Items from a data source
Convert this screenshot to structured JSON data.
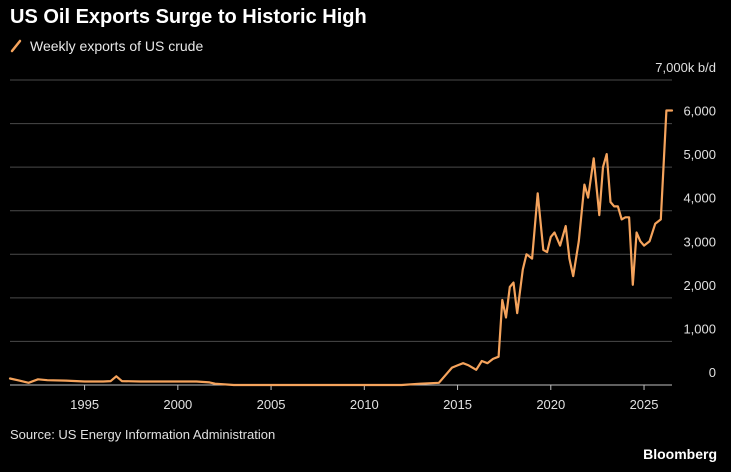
{
  "title": "US Oil Exports Surge to Historic High",
  "source": "Source: US Energy Information Administration",
  "brand": "Bloomberg",
  "colors": {
    "background": "#000000",
    "line": "#f5a35c",
    "grid": "#4a4a4a",
    "text": "#e0e0e0"
  },
  "chart_data": {
    "type": "line",
    "title": "US Oil Exports Surge to Historic High",
    "unit_label": "7,000k b/d",
    "xlim": [
      1991,
      2026.5
    ],
    "ylim": [
      0,
      7000
    ],
    "x_ticks": [
      {
        "value": 1995,
        "label": "1995"
      },
      {
        "value": 2000,
        "label": "2000"
      },
      {
        "value": 2005,
        "label": "2005"
      },
      {
        "value": 2010,
        "label": "2010"
      },
      {
        "value": 2015,
        "label": "2015"
      },
      {
        "value": 2020,
        "label": "2020"
      },
      {
        "value": 2025,
        "label": "2025"
      }
    ],
    "y_ticks": [
      {
        "value": 0,
        "label": "0"
      },
      {
        "value": 1000,
        "label": "1,000"
      },
      {
        "value": 2000,
        "label": "2,000"
      },
      {
        "value": 3000,
        "label": "3,000"
      },
      {
        "value": 4000,
        "label": "4,000"
      },
      {
        "value": 5000,
        "label": "5,000"
      },
      {
        "value": 6000,
        "label": "6,000"
      },
      {
        "value": 7000,
        "label": "7,000k b/d"
      }
    ],
    "grid": true,
    "legend_position": "top-left",
    "series": [
      {
        "name": "Weekly exports of US crude",
        "color": "#f5a35c",
        "x": [
          1991.0,
          1991.5,
          1992.0,
          1992.5,
          1993.0,
          1994.0,
          1995.0,
          1996.0,
          1996.4,
          1996.7,
          1997.0,
          1998.0,
          1999.0,
          2000.0,
          2001.0,
          2001.7,
          2002.0,
          2003.0,
          2004.0,
          2005.0,
          2006.0,
          2007.0,
          2008.0,
          2009.0,
          2010.0,
          2011.0,
          2012.0,
          2013.0,
          2014.0,
          2014.3,
          2014.7,
          2015.0,
          2015.3,
          2015.6,
          2016.0,
          2016.3,
          2016.6,
          2016.9,
          2017.2,
          2017.4,
          2017.6,
          2017.8,
          2018.0,
          2018.2,
          2018.5,
          2018.7,
          2019.0,
          2019.3,
          2019.6,
          2019.8,
          2020.0,
          2020.2,
          2020.5,
          2020.8,
          2021.0,
          2021.2,
          2021.5,
          2021.8,
          2022.0,
          2022.3,
          2022.6,
          2022.8,
          2023.0,
          2023.2,
          2023.4,
          2023.6,
          2023.8,
          2024.0,
          2024.2,
          2024.4,
          2024.6,
          2024.8,
          2025.0,
          2025.3,
          2025.6,
          2025.9,
          2026.2,
          2026.5
        ],
        "y": [
          150,
          100,
          50,
          130,
          110,
          100,
          80,
          80,
          90,
          200,
          90,
          80,
          80,
          80,
          80,
          60,
          30,
          0,
          0,
          0,
          0,
          0,
          0,
          0,
          0,
          0,
          0,
          30,
          50,
          200,
          400,
          450,
          500,
          450,
          350,
          550,
          500,
          600,
          650,
          1950,
          1550,
          2250,
          2350,
          1650,
          2650,
          3000,
          2900,
          4400,
          3100,
          3050,
          3400,
          3500,
          3200,
          3650,
          2900,
          2500,
          3300,
          4600,
          4300,
          5200,
          3900,
          5000,
          5300,
          4200,
          4100,
          4100,
          3800,
          3850,
          3850,
          2300,
          3500,
          3300,
          3200,
          3300,
          3700,
          3800,
          6300,
          6300
        ]
      }
    ]
  }
}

=== GIVEN INSTRUCTION ===
Can the entries above be repeated exactly, without their pictures?

=== RESULT OF THE EXERCISE ===
Convert this screenshot to structured JSON data.
{
  "title": "US Oil Exports Surge to Historic High",
  "source": "Source: US Energy Information Administration",
  "brand": "Bloomberg",
  "colors": {
    "background": "#000000",
    "line": "#f5a35c",
    "grid": "#4a4a4a",
    "text": "#e0e0e0"
  },
  "chart_data": {
    "type": "line",
    "title": "US Oil Exports Surge to Historic High",
    "unit_label": "7,000k b/d",
    "xlim": [
      1991,
      2026.5
    ],
    "ylim": [
      0,
      7000
    ],
    "x_ticks": [
      {
        "value": 1995,
        "label": "1995"
      },
      {
        "value": 2000,
        "label": "2000"
      },
      {
        "value": 2005,
        "label": "2005"
      },
      {
        "value": 2010,
        "label": "2010"
      },
      {
        "value": 2015,
        "label": "2015"
      },
      {
        "value": 2020,
        "label": "2020"
      },
      {
        "value": 2025,
        "label": "2025"
      }
    ],
    "y_ticks": [
      {
        "value": 0,
        "label": "0"
      },
      {
        "value": 1000,
        "label": "1,000"
      },
      {
        "value": 2000,
        "label": "2,000"
      },
      {
        "value": 3000,
        "label": "3,000"
      },
      {
        "value": 4000,
        "label": "4,000"
      },
      {
        "value": 5000,
        "label": "5,000"
      },
      {
        "value": 6000,
        "label": "6,000"
      },
      {
        "value": 7000,
        "label": "7,000k b/d"
      }
    ],
    "grid": true,
    "legend_position": "top-left",
    "series": [
      {
        "name": "Weekly exports of US crude",
        "color": "#f5a35c",
        "x": [
          1991.0,
          1991.5,
          1992.0,
          1992.5,
          1993.0,
          1994.0,
          1995.0,
          1996.0,
          1996.4,
          1996.7,
          1997.0,
          1998.0,
          1999.0,
          2000.0,
          2001.0,
          2001.7,
          2002.0,
          2003.0,
          2004.0,
          2005.0,
          2006.0,
          2007.0,
          2008.0,
          2009.0,
          2010.0,
          2011.0,
          2012.0,
          2013.0,
          2014.0,
          2014.3,
          2014.7,
          2015.0,
          2015.3,
          2015.6,
          2016.0,
          2016.3,
          2016.6,
          2016.9,
          2017.2,
          2017.4,
          2017.6,
          2017.8,
          2018.0,
          2018.2,
          2018.5,
          2018.7,
          2019.0,
          2019.3,
          2019.6,
          2019.8,
          2020.0,
          2020.2,
          2020.5,
          2020.8,
          2021.0,
          2021.2,
          2021.5,
          2021.8,
          2022.0,
          2022.3,
          2022.6,
          2022.8,
          2023.0,
          2023.2,
          2023.4,
          2023.6,
          2023.8,
          2024.0,
          2024.2,
          2024.4,
          2024.6,
          2024.8,
          2025.0,
          2025.3,
          2025.6,
          2025.9,
          2026.2,
          2026.5
        ],
        "y": [
          150,
          100,
          50,
          130,
          110,
          100,
          80,
          80,
          90,
          200,
          90,
          80,
          80,
          80,
          80,
          60,
          30,
          0,
          0,
          0,
          0,
          0,
          0,
          0,
          0,
          0,
          0,
          30,
          50,
          200,
          400,
          450,
          500,
          450,
          350,
          550,
          500,
          600,
          650,
          1950,
          1550,
          2250,
          2350,
          1650,
          2650,
          3000,
          2900,
          4400,
          3100,
          3050,
          3400,
          3500,
          3200,
          3650,
          2900,
          2500,
          3300,
          4600,
          4300,
          5200,
          3900,
          5000,
          5300,
          4200,
          4100,
          4100,
          3800,
          3850,
          3850,
          2300,
          3500,
          3300,
          3200,
          3300,
          3700,
          3800,
          6300,
          6300
        ]
      }
    ]
  }
}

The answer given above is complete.